Copy every line that holds "JSON".

* **Supplied material**
## start
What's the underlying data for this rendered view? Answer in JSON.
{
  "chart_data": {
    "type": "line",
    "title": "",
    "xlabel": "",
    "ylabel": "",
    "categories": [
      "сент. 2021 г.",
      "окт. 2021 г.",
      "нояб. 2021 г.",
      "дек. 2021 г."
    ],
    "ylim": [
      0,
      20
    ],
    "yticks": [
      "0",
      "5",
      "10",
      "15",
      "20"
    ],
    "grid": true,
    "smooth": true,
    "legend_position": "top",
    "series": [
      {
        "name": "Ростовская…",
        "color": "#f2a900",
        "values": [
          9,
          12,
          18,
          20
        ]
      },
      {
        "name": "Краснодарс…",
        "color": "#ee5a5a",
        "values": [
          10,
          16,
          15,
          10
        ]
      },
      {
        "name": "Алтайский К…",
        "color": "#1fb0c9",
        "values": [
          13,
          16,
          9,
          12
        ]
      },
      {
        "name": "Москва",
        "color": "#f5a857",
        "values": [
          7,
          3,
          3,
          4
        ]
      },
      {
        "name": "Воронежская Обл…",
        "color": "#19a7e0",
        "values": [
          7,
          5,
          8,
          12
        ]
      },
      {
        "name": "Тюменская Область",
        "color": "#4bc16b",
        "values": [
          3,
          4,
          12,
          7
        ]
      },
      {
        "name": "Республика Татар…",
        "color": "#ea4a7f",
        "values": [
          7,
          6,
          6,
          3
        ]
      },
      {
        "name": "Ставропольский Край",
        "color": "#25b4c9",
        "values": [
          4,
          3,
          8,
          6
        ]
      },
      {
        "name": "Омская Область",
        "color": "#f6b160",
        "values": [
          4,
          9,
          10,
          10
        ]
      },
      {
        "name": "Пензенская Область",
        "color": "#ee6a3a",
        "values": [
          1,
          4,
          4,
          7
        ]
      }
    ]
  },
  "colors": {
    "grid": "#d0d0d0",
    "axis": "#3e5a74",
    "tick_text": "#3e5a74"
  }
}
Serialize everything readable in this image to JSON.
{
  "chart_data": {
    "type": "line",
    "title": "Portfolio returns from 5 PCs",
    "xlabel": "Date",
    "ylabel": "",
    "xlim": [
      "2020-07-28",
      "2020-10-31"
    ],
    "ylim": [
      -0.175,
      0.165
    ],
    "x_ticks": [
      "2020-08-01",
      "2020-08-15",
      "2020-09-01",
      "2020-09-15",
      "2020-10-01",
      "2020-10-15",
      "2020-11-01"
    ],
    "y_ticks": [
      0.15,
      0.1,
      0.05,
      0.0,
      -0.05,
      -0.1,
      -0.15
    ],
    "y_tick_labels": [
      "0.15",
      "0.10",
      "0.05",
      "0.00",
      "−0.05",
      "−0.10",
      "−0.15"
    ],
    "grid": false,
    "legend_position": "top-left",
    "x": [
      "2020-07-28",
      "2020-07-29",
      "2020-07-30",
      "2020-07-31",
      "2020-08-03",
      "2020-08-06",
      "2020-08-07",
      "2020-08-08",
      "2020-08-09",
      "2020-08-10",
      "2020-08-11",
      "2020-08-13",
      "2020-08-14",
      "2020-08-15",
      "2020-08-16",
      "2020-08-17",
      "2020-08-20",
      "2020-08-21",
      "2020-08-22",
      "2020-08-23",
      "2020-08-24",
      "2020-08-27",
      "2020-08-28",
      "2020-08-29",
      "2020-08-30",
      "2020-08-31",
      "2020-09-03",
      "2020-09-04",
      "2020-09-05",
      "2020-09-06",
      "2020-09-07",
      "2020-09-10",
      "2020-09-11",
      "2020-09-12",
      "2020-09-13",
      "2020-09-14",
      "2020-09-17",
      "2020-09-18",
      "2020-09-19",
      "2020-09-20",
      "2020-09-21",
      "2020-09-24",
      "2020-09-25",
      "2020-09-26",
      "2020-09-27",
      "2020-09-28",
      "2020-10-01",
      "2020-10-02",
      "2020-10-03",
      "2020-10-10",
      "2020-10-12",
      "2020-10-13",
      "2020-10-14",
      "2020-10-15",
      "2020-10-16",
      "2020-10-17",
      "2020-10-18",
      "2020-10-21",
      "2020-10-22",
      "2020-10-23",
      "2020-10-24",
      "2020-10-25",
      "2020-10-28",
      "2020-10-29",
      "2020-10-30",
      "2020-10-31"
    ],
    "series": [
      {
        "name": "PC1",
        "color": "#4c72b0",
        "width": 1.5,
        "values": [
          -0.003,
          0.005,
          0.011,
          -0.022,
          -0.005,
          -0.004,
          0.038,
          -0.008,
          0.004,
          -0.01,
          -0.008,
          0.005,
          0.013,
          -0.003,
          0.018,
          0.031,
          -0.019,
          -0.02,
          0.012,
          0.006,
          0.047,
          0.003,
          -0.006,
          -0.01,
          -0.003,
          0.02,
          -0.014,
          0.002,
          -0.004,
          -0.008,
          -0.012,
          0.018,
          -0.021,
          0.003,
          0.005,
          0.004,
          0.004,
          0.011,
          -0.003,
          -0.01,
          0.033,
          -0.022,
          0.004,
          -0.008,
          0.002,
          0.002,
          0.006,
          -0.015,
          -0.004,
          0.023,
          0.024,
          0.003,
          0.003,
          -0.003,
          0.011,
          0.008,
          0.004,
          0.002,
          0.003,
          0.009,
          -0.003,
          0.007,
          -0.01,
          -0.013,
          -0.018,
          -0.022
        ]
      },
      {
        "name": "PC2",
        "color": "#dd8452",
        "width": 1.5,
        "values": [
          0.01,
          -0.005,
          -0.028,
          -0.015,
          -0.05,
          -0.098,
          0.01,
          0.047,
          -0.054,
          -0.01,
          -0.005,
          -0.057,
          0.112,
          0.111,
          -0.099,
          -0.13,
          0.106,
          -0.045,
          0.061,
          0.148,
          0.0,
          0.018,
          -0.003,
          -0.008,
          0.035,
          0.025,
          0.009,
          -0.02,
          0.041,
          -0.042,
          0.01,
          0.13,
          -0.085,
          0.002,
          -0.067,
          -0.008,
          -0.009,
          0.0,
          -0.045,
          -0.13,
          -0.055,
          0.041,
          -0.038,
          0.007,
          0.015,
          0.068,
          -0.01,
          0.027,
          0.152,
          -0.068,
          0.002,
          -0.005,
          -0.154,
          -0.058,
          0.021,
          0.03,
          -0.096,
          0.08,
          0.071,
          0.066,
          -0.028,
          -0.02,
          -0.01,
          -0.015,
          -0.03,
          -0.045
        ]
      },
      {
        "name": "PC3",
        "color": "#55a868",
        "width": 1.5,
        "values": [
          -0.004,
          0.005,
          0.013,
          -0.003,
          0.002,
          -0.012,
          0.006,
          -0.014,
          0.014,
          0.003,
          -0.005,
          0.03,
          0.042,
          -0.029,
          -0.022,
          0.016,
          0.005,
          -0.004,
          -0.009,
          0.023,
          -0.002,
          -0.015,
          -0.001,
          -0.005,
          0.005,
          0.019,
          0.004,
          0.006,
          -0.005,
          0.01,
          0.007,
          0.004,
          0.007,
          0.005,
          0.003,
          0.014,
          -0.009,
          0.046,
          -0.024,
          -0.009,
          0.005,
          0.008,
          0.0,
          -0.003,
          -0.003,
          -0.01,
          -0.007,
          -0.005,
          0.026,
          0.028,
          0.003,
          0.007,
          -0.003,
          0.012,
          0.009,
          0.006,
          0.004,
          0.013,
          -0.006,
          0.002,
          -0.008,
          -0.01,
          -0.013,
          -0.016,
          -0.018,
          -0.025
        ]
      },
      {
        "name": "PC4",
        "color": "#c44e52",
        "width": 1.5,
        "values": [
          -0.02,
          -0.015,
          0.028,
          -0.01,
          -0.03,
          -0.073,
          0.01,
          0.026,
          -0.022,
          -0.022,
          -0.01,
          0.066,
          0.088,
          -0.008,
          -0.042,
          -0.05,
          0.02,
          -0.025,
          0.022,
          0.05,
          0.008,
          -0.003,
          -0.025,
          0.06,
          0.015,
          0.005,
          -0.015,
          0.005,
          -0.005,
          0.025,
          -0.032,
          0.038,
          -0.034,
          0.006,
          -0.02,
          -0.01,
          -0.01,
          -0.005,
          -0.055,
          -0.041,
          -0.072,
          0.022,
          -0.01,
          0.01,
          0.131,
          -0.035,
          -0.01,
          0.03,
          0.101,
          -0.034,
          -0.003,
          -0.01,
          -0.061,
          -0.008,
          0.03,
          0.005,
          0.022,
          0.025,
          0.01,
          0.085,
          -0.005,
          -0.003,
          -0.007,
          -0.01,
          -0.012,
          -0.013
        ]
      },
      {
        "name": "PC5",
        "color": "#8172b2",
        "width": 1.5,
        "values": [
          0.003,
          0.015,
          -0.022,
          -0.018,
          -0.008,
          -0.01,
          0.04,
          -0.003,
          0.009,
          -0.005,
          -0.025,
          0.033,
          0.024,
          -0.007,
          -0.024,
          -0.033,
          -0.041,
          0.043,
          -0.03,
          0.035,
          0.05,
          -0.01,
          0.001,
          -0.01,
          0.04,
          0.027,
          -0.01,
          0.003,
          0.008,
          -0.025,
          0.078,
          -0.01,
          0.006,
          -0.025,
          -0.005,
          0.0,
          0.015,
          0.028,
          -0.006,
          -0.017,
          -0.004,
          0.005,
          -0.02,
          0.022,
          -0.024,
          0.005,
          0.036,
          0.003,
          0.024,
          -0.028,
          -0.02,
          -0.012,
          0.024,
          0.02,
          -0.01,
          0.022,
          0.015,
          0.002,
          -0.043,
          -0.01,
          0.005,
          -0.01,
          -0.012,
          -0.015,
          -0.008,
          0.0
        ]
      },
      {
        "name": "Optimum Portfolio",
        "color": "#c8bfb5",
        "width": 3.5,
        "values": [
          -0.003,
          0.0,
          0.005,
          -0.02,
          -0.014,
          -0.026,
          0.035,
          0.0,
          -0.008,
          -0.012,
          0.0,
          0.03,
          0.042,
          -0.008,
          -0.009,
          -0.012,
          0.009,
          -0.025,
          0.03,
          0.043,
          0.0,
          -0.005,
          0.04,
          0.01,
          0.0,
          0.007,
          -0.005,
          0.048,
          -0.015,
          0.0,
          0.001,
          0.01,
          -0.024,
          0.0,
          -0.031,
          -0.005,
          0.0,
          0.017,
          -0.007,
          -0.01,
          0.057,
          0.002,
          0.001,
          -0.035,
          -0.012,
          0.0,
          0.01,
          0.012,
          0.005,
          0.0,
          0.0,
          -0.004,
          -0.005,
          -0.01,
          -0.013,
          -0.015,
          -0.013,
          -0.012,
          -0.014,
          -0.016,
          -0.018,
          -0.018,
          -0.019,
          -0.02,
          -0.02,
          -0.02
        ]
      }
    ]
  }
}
## end
* **Solution below**
What's the underlying data for this rendered view? Answer in JSON.
Serialize everything readable in this image to JSON.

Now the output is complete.